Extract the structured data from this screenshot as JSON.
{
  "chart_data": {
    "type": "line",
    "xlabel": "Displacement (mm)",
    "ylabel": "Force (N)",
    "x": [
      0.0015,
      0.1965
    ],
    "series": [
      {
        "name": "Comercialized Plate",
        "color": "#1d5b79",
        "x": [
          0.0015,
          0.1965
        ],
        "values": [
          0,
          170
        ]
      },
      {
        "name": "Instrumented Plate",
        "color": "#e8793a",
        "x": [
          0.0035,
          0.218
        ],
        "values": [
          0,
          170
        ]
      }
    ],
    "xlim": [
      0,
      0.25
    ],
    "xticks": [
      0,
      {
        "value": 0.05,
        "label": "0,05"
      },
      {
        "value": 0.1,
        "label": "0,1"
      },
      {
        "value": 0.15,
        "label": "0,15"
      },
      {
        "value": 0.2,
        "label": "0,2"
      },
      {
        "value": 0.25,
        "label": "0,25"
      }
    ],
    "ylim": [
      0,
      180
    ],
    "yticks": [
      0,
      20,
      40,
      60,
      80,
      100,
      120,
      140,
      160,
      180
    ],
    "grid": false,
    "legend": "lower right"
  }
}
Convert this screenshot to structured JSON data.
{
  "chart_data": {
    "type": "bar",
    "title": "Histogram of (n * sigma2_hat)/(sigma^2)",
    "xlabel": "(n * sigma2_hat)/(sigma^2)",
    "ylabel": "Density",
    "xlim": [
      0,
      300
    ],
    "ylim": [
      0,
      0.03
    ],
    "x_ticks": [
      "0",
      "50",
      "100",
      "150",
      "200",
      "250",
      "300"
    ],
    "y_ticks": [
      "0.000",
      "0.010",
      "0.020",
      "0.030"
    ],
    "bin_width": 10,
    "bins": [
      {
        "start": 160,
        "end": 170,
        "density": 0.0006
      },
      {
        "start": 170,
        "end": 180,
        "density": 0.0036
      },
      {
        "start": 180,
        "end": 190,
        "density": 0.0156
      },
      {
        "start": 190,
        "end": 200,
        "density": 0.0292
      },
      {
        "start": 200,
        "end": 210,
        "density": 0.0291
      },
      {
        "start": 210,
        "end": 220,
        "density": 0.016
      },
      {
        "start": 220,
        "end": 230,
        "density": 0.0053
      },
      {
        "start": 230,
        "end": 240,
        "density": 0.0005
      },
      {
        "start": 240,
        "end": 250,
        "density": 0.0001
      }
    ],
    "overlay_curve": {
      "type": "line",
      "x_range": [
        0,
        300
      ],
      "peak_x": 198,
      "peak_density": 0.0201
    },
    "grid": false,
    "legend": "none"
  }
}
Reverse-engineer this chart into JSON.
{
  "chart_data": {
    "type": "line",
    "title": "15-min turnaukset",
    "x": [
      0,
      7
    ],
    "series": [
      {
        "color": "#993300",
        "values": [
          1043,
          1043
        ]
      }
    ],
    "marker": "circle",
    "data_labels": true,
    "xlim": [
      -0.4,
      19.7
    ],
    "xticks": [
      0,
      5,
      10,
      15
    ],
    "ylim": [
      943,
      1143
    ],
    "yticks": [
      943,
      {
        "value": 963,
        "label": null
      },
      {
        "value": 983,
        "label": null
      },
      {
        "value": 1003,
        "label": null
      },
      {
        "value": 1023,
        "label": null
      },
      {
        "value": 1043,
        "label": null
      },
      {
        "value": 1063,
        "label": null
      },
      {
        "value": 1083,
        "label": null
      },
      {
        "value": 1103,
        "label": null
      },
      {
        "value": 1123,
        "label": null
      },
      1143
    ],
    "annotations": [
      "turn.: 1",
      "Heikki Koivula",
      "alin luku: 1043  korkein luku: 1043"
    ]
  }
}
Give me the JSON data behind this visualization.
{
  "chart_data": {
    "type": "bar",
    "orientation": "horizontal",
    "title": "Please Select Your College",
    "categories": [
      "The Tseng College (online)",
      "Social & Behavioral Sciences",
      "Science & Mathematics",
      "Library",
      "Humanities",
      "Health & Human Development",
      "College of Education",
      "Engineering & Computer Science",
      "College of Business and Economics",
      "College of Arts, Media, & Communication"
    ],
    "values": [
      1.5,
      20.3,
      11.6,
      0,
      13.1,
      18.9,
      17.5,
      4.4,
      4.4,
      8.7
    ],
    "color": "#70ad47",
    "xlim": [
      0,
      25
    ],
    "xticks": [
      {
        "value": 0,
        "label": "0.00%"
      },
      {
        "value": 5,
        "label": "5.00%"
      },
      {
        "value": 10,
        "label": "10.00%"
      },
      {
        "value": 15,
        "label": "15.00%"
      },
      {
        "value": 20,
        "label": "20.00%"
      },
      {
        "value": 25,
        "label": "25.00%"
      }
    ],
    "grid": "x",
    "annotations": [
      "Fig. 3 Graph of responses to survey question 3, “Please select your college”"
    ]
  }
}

+===+

### What is expected
Extract each entry in full and write it down exactly.

### Complete response
Extract the structured data from this screenshot as JSON.
{
  "chart_data": {
    "type": "line",
    "xlabel": "Displacement (mm)",
    "ylabel": "Force (N)",
    "x": [
      0.0015,
      0.1965
    ],
    "series": [
      {
        "name": "Comercialized Plate",
        "color": "#1d5b79",
        "x": [
          0.0015,
          0.1965
        ],
        "values": [
          0,
          170
        ]
      },
      {
        "name": "Instrumented Plate",
        "color": "#e8793a",
        "x": [
          0.0035,
          0.218
        ],
        "values": [
          0,
          170
        ]
      }
    ],
    "xlim": [
      0,
      0.25
    ],
    "xticks": [
      0,
      {
        "value": 0.05,
        "label": "0,05"
      },
      {
        "value": 0.1,
        "label": "0,1"
      },
      {
        "value": 0.15,
        "label": "0,15"
      },
      {
        "value": 0.2,
        "label": "0,2"
      },
      {
        "value": 0.25,
        "label": "0,25"
      }
    ],
    "ylim": [
      0,
      180
    ],
    "yticks": [
      0,
      20,
      40,
      60,
      80,
      100,
      120,
      140,
      160,
      180
    ],
    "grid": false,
    "legend": "lower right"
  }
}
Convert this screenshot to structured JSON data.
{
  "chart_data": {
    "type": "bar",
    "title": "Histogram of (n * sigma2_hat)/(sigma^2)",
    "xlabel": "(n * sigma2_hat)/(sigma^2)",
    "ylabel": "Density",
    "xlim": [
      0,
      300
    ],
    "ylim": [
      0,
      0.03
    ],
    "x_ticks": [
      "0",
      "50",
      "100",
      "150",
      "200",
      "250",
      "300"
    ],
    "y_ticks": [
      "0.000",
      "0.010",
      "0.020",
      "0.030"
    ],
    "bin_width": 10,
    "bins": [
      {
        "start": 160,
        "end": 170,
        "density": 0.0006
      },
      {
        "start": 170,
        "end": 180,
        "density": 0.0036
      },
      {
        "start": 180,
        "end": 190,
        "density": 0.0156
      },
      {
        "start": 190,
        "end": 200,
        "density": 0.0292
      },
      {
        "start": 200,
        "end": 210,
        "density": 0.0291
      },
      {
        "start": 210,
        "end": 220,
        "density": 0.016
      },
      {
        "start": 220,
        "end": 230,
        "density": 0.0053
      },
      {
        "start": 230,
        "end": 240,
        "density": 0.0005
      },
      {
        "start": 240,
        "end": 250,
        "density": 0.0001
      }
    ],
    "overlay_curve": {
      "type": "line",
      "x_range": [
        0,
        300
      ],
      "peak_x": 198,
      "peak_density": 0.0201
    },
    "grid": false,
    "legend": "none"
  }
}
Reverse-engineer this chart into JSON.
{
  "chart_data": {
    "type": "line",
    "title": "15-min turnaukset",
    "x": [
      0,
      7
    ],
    "series": [
      {
        "color": "#993300",
        "values": [
          1043,
          1043
        ]
      }
    ],
    "marker": "circle",
    "data_labels": true,
    "xlim": [
      -0.4,
      19.7
    ],
    "xticks": [
      0,
      5,
      10,
      15
    ],
    "ylim": [
      943,
      1143
    ],
    "yticks": [
      943,
      {
        "value": 963,
        "label": null
      },
      {
        "value": 983,
        "label": null
      },
      {
        "value": 1003,
        "label": null
      },
      {
        "value": 1023,
        "label": null
      },
      {
        "value": 1043,
        "label": null
      },
      {
        "value": 1063,
        "label": null
      },
      {
        "value": 1083,
        "label": null
      },
      {
        "value": 1103,
        "label": null
      },
      {
        "value": 1123,
        "label": null
      },
      1143
    ],
    "annotations": [
      "turn.: 1",
      "Heikki Koivula",
      "alin luku: 1043  korkein luku: 1043"
    ]
  }
}
Give me the JSON data behind this visualization.
{
  "chart_data": {
    "type": "bar",
    "orientation": "horizontal",
    "title": "Please Select Your College",
    "categories": [
      "The Tseng College (online)",
      "Social & Behavioral Sciences",
      "Science & Mathematics",
      "Library",
      "Humanities",
      "Health & Human Development",
      "College of Education",
      "Engineering & Computer Science",
      "College of Business and Economics",
      "College of Arts, Media, & Communication"
    ],
    "values": [
      1.5,
      20.3,
      11.6,
      0,
      13.1,
      18.9,
      17.5,
      4.4,
      4.4,
      8.7
    ],
    "color": "#70ad47",
    "xlim": [
      0,
      25
    ],
    "xticks": [
      {
        "value": 0,
        "label": "0.00%"
      },
      {
        "value": 5,
        "label": "5.00%"
      },
      {
        "value": 10,
        "label": "10.00%"
      },
      {
        "value": 15,
        "label": "15.00%"
      },
      {
        "value": 20,
        "label": "20.00%"
      },
      {
        "value": 25,
        "label": "25.00%"
      }
    ],
    "grid": "x",
    "annotations": [
      "Fig. 3 Graph of responses to survey question 3, “Please select your college”"
    ]
  }
}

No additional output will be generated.